→ What to do
Retype, without alteration, each line from the line containing "What text is on this page?" to the final line of the records.

(Data records)

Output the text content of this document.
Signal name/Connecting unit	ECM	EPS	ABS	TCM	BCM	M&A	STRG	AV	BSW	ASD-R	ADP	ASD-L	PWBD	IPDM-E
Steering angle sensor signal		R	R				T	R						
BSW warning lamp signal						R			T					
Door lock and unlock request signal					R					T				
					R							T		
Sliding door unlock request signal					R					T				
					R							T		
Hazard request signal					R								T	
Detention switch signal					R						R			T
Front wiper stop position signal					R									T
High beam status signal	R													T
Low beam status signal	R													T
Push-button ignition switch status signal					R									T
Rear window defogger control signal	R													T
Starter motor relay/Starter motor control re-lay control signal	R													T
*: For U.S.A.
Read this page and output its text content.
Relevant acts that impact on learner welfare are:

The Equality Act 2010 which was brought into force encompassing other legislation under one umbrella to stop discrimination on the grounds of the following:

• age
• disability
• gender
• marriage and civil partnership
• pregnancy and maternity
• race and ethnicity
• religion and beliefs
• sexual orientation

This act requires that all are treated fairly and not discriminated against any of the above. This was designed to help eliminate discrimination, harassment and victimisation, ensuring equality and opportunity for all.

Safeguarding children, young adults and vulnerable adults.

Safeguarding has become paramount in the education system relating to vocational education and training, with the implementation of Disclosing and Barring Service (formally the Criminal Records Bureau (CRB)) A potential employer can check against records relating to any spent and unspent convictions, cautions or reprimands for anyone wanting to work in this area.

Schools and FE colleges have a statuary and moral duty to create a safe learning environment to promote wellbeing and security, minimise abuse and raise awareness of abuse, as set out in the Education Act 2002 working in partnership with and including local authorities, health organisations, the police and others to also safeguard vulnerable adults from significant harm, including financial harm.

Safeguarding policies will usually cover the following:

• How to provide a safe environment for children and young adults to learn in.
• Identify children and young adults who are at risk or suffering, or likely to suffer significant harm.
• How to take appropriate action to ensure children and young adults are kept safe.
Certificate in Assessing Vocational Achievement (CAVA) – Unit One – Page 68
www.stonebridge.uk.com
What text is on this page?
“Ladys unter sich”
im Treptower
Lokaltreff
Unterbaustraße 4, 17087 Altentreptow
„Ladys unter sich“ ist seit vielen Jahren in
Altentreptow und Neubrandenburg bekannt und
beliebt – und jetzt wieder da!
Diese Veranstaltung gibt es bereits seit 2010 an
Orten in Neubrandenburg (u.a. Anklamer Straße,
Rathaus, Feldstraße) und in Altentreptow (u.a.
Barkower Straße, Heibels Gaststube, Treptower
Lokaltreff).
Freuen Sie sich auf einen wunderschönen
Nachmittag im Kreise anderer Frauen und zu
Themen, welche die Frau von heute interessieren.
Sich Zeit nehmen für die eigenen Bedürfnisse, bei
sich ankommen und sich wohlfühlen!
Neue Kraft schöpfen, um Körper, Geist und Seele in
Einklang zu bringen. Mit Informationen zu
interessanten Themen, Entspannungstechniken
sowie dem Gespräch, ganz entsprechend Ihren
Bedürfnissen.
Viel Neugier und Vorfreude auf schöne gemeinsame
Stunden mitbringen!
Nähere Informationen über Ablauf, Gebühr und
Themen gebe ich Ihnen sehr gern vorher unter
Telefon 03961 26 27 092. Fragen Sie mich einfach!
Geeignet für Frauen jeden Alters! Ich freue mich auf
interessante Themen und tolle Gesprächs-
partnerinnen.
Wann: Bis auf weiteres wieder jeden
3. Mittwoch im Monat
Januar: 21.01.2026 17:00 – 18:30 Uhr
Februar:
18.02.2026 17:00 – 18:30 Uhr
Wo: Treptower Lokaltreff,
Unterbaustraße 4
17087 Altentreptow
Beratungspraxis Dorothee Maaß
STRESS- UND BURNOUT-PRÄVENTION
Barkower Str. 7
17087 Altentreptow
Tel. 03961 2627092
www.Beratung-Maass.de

→ Task solution
What text is on this page?
“Ladys unter sich”
im Treptower
Lokaltreff
Unterbaustraße 4, 17087 Altentreptow
„Ladys unter sich“ ist seit vielen Jahren in
Altentreptow und Neubrandenburg bekannt und
beliebt – und jetzt wieder da!
Diese Veranstaltung gibt es bereits seit 2010 an
Orten in Neubrandenburg (u.a. Anklamer Straße,
Rathaus, Feldstraße) und in Altentreptow (u.a.
Barkower Straße, Heibels Gaststube, Treptower
Lokaltreff).
Freuen Sie sich auf einen wunderschönen
Nachmittag im Kreise anderer Frauen und zu
Themen, welche die Frau von heute interessieren.
Sich Zeit nehmen für die eigenen Bedürfnisse, bei
sich ankommen und sich wohlfühlen!
Neue Kraft schöpfen, um Körper, Geist und Seele in
Einklang zu bringen. Mit Informationen zu
interessanten Themen, Entspannungstechniken
sowie dem Gespräch, ganz entsprechend Ihren
Bedürfnissen.
Viel Neugier und Vorfreude auf schöne gemeinsame
Stunden mitbringen!
Nähere Informationen über Ablauf, Gebühr und
Themen gebe ich Ihnen sehr gern vorher unter
Telefon 03961 26 27 092. Fragen Sie mich einfach!
Geeignet für Frauen jeden Alters! Ich freue mich auf
interessante Themen und tolle Gesprächs-
partnerinnen.
Wann: Bis auf weiteres wieder jeden
3. Mittwoch im Monat
Januar: 21.01.2026 17:00 – 18:30 Uhr
Februar:
18.02.2026 17:00 – 18:30 Uhr
Wo: Treptower Lokaltreff,
Unterbaustraße 4
17087 Altentreptow
Beratungspraxis Dorothee Maaß
STRESS- UND BURNOUT-PRÄVENTION
Barkower Str. 7
17087 Altentreptow
Tel. 03961 2627092
www.Beratung-Maass.de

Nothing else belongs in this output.